> [PROBLEM DETAILS]: Pick out each line containing the string "associates".

^^^^

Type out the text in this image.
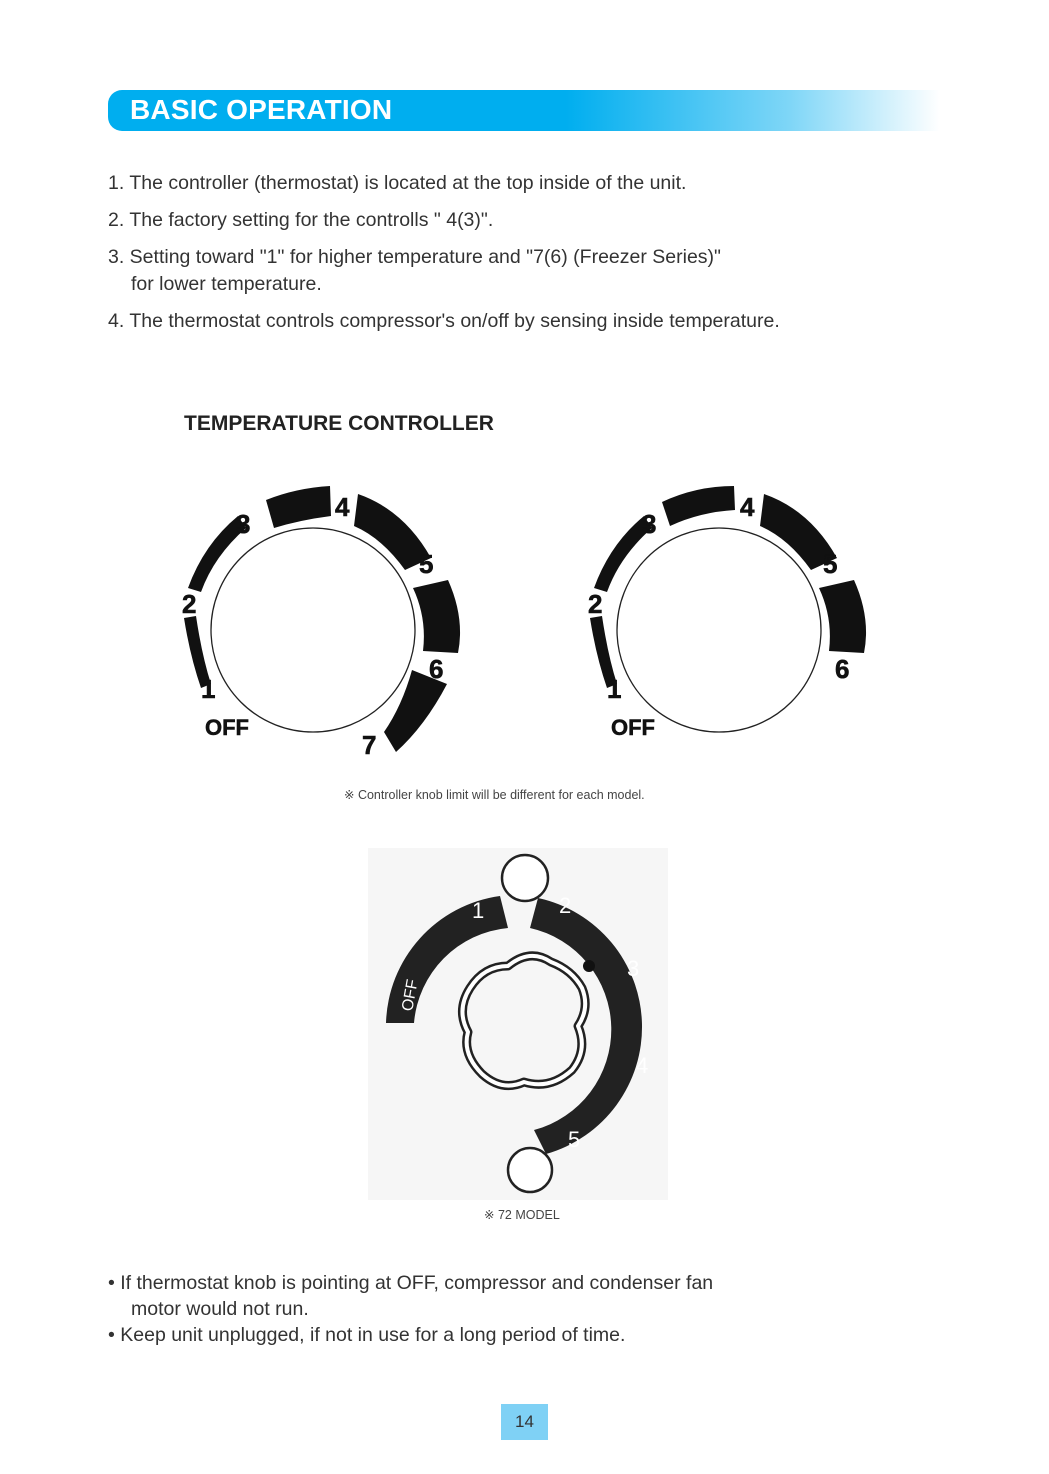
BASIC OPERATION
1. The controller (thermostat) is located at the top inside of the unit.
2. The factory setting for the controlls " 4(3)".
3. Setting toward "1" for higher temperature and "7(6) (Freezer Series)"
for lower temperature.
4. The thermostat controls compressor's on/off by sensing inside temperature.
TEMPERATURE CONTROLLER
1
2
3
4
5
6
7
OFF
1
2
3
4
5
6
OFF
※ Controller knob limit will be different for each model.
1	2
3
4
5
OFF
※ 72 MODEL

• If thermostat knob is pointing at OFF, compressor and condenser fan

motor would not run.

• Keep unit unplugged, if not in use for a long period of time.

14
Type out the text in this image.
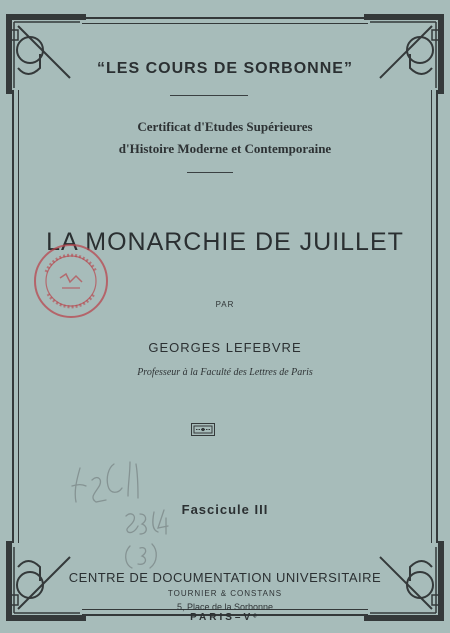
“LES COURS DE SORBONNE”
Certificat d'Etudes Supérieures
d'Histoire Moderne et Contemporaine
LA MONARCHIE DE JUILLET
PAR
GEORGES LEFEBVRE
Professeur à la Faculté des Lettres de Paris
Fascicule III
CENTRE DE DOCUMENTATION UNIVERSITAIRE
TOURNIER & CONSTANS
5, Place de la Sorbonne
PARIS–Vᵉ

^^^^

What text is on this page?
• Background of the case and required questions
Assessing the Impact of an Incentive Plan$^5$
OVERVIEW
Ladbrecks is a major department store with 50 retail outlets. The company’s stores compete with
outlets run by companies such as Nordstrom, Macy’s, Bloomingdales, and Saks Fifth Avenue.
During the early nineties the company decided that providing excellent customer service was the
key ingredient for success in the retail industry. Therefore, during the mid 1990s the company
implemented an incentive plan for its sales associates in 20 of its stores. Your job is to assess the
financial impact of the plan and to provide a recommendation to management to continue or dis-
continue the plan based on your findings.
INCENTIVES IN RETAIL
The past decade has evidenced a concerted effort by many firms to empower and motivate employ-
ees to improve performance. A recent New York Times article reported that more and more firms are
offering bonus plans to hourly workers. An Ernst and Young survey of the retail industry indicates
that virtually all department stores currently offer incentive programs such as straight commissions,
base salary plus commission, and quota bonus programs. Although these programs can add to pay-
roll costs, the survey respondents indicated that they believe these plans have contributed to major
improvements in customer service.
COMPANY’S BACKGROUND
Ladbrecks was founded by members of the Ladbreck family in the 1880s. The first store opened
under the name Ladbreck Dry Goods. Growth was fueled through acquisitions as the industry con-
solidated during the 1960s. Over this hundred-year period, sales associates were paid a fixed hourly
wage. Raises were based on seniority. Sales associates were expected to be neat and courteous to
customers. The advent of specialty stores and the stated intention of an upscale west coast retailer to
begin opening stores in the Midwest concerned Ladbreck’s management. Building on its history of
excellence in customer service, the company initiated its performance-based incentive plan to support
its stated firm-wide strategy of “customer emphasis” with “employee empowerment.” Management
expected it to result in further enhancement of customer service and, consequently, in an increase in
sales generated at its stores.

^^^^

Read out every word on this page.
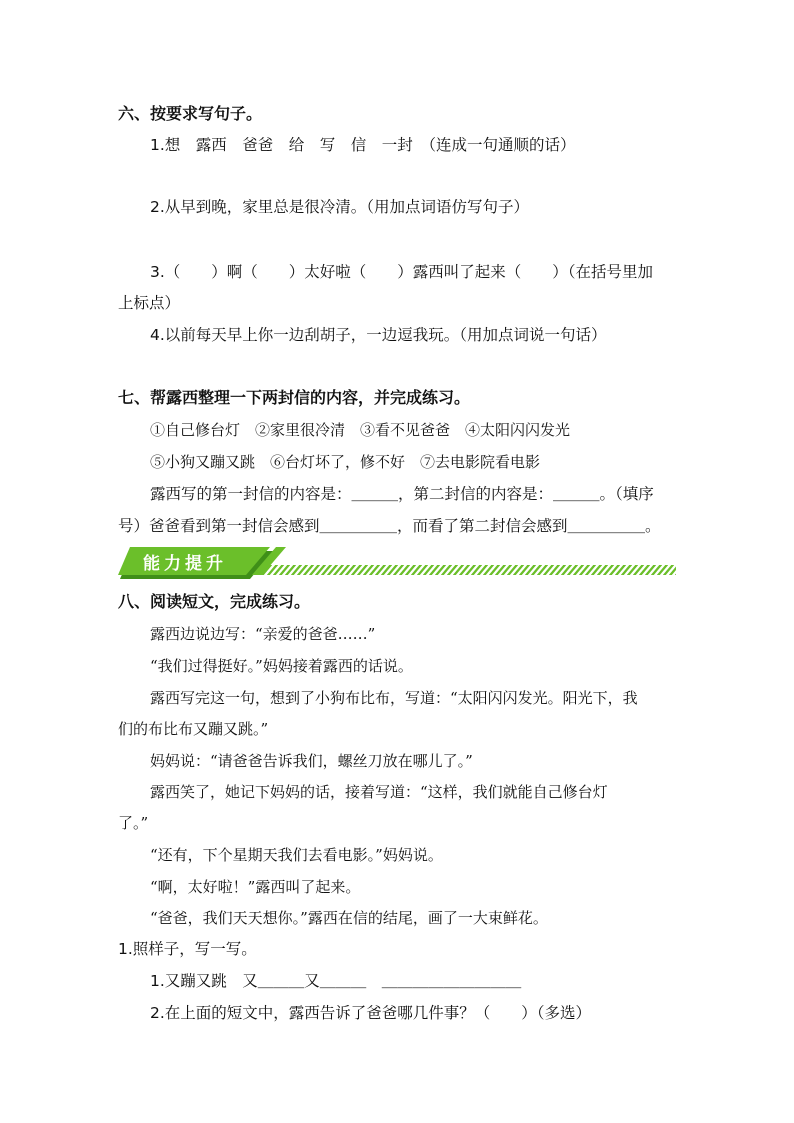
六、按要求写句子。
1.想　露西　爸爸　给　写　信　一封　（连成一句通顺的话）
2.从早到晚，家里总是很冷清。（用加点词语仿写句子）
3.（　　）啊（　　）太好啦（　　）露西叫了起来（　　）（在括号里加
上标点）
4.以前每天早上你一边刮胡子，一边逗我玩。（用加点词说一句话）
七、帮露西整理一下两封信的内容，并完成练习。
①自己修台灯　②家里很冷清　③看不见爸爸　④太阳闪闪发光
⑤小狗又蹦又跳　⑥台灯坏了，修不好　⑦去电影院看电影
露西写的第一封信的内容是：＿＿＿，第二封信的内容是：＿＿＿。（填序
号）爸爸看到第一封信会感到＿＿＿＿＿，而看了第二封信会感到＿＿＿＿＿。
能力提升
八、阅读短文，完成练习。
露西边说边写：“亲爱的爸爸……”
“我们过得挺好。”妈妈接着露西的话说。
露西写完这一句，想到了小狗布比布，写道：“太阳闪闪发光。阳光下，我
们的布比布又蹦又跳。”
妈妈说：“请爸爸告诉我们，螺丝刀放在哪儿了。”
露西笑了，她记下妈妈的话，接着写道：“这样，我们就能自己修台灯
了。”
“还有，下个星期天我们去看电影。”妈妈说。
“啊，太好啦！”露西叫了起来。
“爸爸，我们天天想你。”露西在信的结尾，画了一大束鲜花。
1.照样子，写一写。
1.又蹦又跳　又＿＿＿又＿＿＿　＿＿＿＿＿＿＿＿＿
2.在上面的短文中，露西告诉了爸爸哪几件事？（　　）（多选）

^^^^

> [SOLUTION TO THIS TASK]:
implemented an incentive plan for its sales associates in 20 of its stores. Your job is to assess the
solidated during the 1960s. Over this hundred-year period, sales associates were paid a fixed hourly
wage. Raises were based on seniority. Sales associates were expected to be neat and courteous to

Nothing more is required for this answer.